Prompt
Repeat what the lines below say, word for word, and skip every image.

(Dataset records)
** Start **

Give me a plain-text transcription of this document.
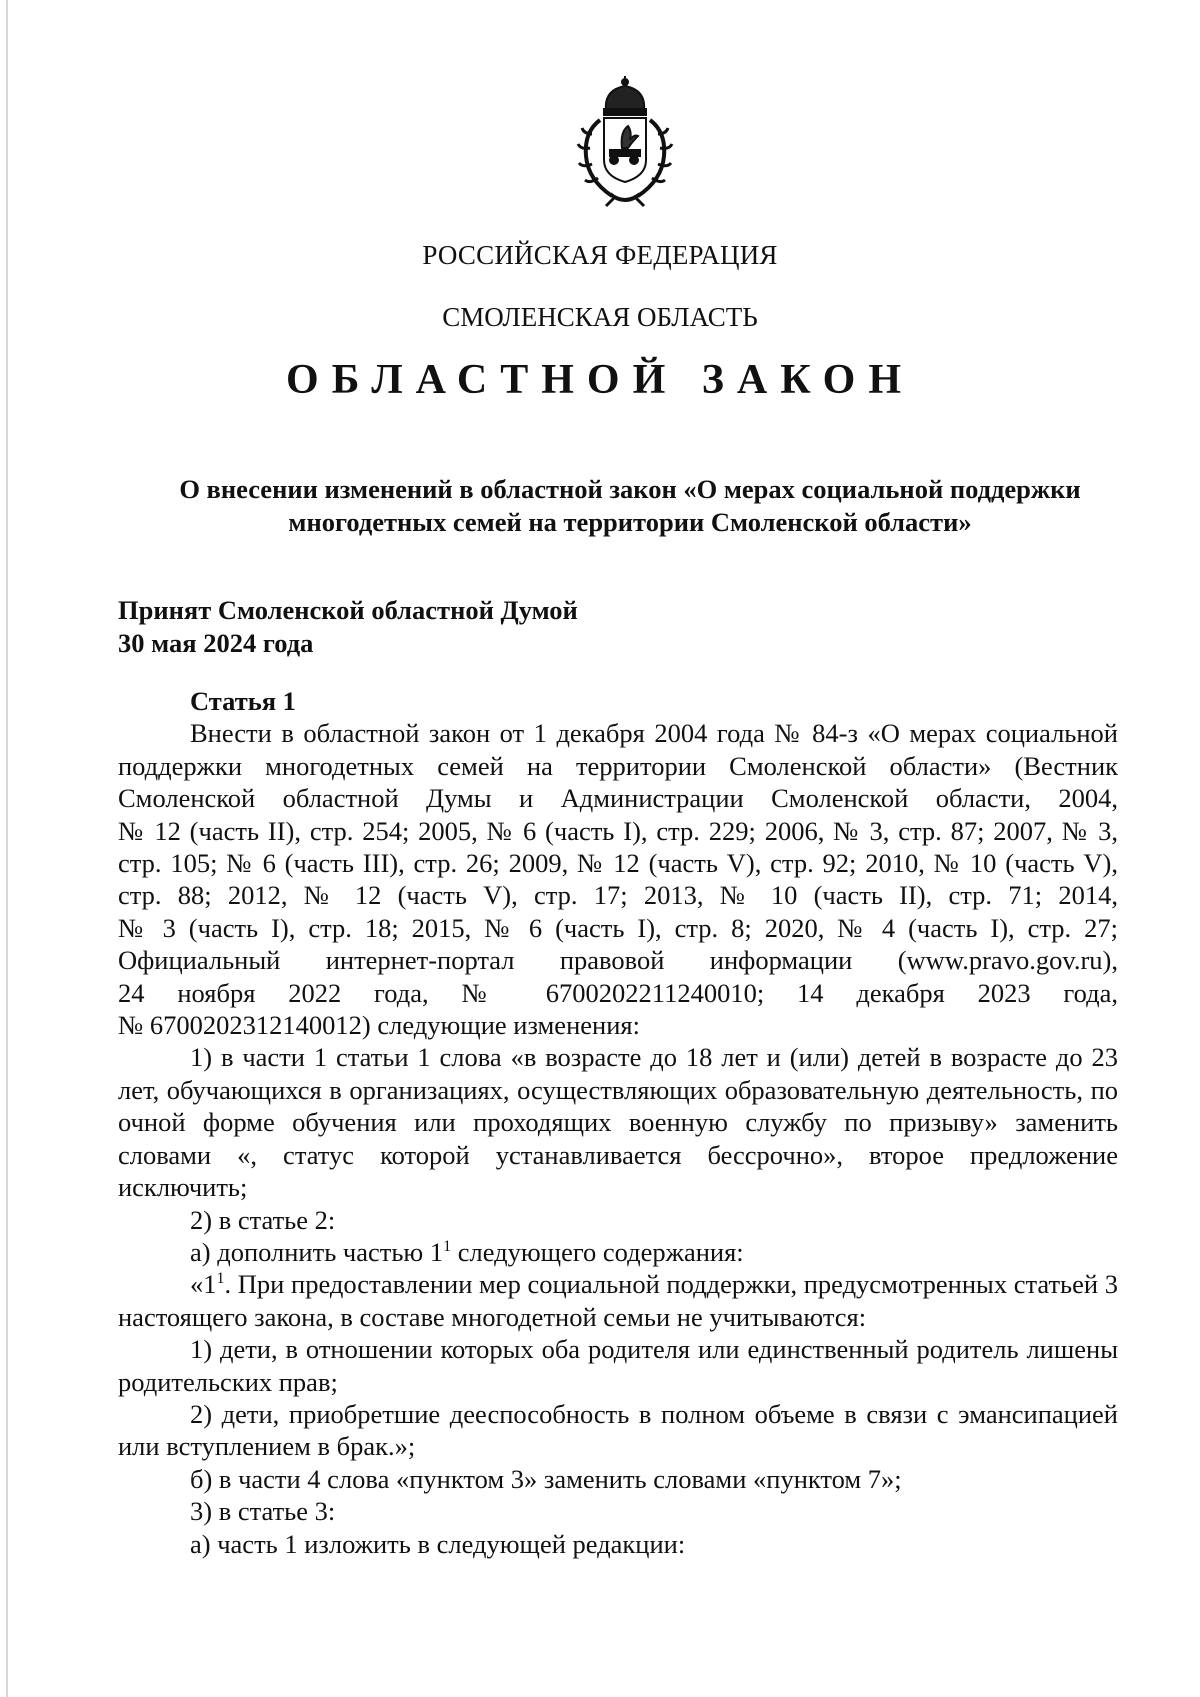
РОССИЙСКАЯ ФЕДЕРАЦИЯ
СМОЛЕНСКАЯ ОБЛАСТЬ
ОБЛАСТНОЙ ЗАКОН
О внесении изменений в областной закон «О мерах социальной поддержки
многодетных семей на территории Смоленской области»
Принят Смоленской областной Думой
30 мая 2024 года

Статья 1

Внести в областной закон от 1 декабря 2004 года № 84-з «О мерах социальной
поддержки многодетных семей на территории Смоленской области» (Вестник
Смоленской областной Думы и Администрации Смоленской области, 2004,
№ 12 (часть II), стр. 254; 2005, № 6 (часть I), стр. 229; 2006, № 3, стр. 87; 2007, № 3,
стр. 105; № 6 (часть III), стр. 26; 2009, № 12 (часть V), стр. 92; 2010, № 10 (часть V),
стр. 88; 2012, № 12 (часть V), стр. 17; 2013, № 10 (часть II), стр. 71; 2014,
№ 3 (часть I), стр. 18; 2015, № 6 (часть I), стр. 8; 2020, № 4 (часть I), стр. 27;
Официальный интернет-портал правовой информации (www.pravo.gov.ru),
24 ноября 2022 года, № 6700202211240010; 14 декабря 2023 года,
№ 6700202312140012) следующие изменения:

1) в части 1 статьи 1 слова «в возрасте до 18 лет и (или) детей в возрасте до 23 лет, обучающихся в организациях, осуществляющих образовательную деятельность, по очной форме обучения или проходящих военную службу по призыву» заменить словами «, статус которой устанавливается бессрочно», второе предложение исключить;

2) в статье 2:

а) дополнить частью $1^1$ следующего содержания:

«$1^1$. При предоставлении мер социальной поддержки, предусмотренных статьей 3 настоящего закона, в составе многодетной семьи не учитываются:

1) дети, в отношении которых оба родителя или единственный родитель лишены родительских прав;

2) дети, приобретшие дееспособность в полном объеме в связи с эмансипацией или вступлением в брак.»;

б) в части 4 слова «пунктом 3» заменить словами «пунктом 7»;

3) в статье 3:

а) часть 1 изложить в следующей редакции:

** End **

Result
Give me a plain-text transcription of this document.
РОССИЙСКАЯ ФЕДЕРАЦИЯ
СМОЛЕНСКАЯ ОБЛАСТЬ
ОБЛАСТНОЙ ЗАКОН
О внесении изменений в областной закон «О мерах социальной поддержки
многодетных семей на территории Смоленской области»
Принят Смоленской областной Думой
30 мая 2024 года

Статья 1

Внести в областной закон от 1 декабря 2004 года № 84-з «О мерах социальной
поддержки многодетных семей на территории Смоленской области» (Вестник
Смоленской областной Думы и Администрации Смоленской области, 2004,
№ 12 (часть II), стр. 254; 2005, № 6 (часть I), стр. 229; 2006, № 3, стр. 87; 2007, № 3,
стр. 105; № 6 (часть III), стр. 26; 2009, № 12 (часть V), стр. 92; 2010, № 10 (часть V),
стр. 88; 2012, № 12 (часть V), стр. 17; 2013, № 10 (часть II), стр. 71; 2014,
№ 3 (часть I), стр. 18; 2015, № 6 (часть I), стр. 8; 2020, № 4 (часть I), стр. 27;
Официальный интернет-портал правовой информации (www.pravo.gov.ru),
24 ноября 2022 года, № 6700202211240010; 14 декабря 2023 года,
№ 6700202312140012) следующие изменения:

1) в части 1 статьи 1 слова «в возрасте до 18 лет и (или) детей в возрасте до 23 лет, обучающихся в организациях, осуществляющих образовательную деятельность, по очной форме обучения или проходящих военную службу по призыву» заменить словами «, статус которой устанавливается бессрочно», второе предложение исключить;

2) в статье 2:

а) дополнить частью $1^1$ следующего содержания:

«$1^1$. При предоставлении мер социальной поддержки, предусмотренных статьей 3 настоящего закона, в составе многодетной семьи не учитываются:

1) дети, в отношении которых оба родителя или единственный родитель лишены родительских прав;

2) дети, приобретшие дееспособность в полном объеме в связи с эмансипацией или вступлением в брак.»;

б) в части 4 слова «пунктом 3» заменить словами «пунктом 7»;

3) в статье 3:

а) часть 1 изложить в следующей редакции:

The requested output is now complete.